Dataset records:

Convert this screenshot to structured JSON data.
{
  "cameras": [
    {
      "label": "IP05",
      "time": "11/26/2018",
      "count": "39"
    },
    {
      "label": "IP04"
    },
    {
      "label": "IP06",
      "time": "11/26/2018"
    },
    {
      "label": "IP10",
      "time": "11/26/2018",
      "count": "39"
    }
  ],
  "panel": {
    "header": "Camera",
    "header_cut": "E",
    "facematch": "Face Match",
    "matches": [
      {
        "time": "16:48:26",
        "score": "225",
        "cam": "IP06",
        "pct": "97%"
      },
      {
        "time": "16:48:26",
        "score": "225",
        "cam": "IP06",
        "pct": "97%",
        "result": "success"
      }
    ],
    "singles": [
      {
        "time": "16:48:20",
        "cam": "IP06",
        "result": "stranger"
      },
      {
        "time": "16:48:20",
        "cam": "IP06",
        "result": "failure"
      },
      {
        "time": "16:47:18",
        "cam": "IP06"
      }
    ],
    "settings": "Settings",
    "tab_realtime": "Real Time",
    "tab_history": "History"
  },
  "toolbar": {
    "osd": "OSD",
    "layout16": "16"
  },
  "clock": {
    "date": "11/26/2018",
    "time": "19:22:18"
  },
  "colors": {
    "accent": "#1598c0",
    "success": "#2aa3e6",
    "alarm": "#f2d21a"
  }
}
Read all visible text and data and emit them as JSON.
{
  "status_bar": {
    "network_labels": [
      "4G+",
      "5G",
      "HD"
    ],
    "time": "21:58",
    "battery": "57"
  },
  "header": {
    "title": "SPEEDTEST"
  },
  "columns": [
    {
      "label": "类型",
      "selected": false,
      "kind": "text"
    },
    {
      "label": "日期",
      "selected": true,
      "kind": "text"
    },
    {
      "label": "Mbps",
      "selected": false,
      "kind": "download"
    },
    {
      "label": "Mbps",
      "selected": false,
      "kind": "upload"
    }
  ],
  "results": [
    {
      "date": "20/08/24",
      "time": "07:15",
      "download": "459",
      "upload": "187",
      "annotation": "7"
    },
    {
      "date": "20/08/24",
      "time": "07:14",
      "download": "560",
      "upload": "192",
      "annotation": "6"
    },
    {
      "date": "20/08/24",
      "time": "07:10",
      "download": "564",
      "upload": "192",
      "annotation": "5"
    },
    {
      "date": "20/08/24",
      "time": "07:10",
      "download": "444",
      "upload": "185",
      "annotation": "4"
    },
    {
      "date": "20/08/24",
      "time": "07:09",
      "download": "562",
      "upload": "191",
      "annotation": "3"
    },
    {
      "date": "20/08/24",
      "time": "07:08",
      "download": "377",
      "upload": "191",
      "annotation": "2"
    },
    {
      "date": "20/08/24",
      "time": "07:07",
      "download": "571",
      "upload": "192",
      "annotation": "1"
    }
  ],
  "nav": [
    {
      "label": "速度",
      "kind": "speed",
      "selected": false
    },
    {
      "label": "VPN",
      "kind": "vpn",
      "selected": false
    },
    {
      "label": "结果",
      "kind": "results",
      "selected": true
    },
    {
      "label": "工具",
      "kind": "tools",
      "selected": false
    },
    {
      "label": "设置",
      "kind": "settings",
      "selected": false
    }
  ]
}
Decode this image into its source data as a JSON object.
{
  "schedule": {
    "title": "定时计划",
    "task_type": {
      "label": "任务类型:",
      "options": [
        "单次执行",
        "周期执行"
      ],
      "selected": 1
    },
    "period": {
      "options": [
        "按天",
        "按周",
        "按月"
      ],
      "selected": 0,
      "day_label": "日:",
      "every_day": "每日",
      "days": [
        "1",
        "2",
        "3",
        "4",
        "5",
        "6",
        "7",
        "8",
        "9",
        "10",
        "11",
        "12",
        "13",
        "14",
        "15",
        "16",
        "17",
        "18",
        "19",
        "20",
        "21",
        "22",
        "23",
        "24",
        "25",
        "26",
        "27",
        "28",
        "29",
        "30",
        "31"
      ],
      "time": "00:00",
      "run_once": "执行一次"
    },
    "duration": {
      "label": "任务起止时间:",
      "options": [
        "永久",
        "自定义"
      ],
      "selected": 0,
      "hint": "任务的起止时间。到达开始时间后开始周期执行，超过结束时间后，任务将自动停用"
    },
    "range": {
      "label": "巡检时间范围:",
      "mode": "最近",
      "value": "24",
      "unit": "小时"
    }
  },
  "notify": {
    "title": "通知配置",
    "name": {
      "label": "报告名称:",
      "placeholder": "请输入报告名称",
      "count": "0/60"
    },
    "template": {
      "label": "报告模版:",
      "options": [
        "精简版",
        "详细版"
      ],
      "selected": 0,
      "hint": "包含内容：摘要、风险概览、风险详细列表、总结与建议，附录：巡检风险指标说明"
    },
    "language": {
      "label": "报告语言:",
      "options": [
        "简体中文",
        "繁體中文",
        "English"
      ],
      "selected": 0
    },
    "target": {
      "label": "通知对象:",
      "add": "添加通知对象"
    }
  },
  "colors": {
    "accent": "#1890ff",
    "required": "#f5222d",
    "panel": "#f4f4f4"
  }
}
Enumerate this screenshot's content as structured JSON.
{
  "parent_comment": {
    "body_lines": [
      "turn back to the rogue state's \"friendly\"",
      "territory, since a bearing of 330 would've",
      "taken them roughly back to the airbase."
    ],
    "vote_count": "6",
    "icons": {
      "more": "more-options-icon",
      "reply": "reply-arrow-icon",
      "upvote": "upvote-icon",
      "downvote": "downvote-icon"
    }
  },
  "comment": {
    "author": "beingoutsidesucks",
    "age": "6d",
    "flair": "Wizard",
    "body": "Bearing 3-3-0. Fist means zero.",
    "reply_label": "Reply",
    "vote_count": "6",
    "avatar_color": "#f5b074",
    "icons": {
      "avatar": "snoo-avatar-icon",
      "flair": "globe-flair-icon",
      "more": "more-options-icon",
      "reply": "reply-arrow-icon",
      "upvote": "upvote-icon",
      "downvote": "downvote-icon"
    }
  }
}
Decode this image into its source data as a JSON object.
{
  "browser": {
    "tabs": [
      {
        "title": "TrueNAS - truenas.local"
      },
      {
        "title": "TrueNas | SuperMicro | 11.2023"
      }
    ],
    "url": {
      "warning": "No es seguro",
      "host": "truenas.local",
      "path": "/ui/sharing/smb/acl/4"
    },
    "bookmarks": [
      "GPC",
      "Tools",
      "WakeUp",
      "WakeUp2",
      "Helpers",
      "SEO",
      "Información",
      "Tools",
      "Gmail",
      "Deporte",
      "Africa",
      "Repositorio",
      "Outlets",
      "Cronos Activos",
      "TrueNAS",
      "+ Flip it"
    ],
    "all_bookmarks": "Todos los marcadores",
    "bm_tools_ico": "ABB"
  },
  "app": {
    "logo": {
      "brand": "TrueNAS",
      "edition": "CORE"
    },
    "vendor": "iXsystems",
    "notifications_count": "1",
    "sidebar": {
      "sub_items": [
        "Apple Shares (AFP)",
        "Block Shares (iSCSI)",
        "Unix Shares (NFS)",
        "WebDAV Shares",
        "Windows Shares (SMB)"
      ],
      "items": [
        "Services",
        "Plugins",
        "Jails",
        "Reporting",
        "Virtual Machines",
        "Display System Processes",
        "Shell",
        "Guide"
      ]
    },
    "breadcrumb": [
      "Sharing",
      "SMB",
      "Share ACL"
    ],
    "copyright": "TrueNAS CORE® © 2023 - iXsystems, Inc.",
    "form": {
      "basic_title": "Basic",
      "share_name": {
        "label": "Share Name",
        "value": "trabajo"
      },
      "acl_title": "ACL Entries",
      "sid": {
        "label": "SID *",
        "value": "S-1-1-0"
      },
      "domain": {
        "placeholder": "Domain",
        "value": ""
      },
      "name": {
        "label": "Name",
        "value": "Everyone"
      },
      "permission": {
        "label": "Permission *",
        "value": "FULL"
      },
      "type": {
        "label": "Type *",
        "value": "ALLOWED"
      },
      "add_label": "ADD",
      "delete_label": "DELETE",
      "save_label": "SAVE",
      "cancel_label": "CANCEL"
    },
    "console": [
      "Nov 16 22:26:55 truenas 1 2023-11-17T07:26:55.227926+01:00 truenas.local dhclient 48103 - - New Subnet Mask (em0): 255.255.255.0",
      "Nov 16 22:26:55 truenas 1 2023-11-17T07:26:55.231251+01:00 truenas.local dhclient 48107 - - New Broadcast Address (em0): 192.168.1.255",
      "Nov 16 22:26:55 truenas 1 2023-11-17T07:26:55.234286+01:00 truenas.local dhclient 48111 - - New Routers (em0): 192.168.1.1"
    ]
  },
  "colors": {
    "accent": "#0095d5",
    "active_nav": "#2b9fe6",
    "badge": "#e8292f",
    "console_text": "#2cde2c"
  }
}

Exercise: What is the number of lines in these records that contain "placeholder"? Reply with the number only.

Exercise result: 2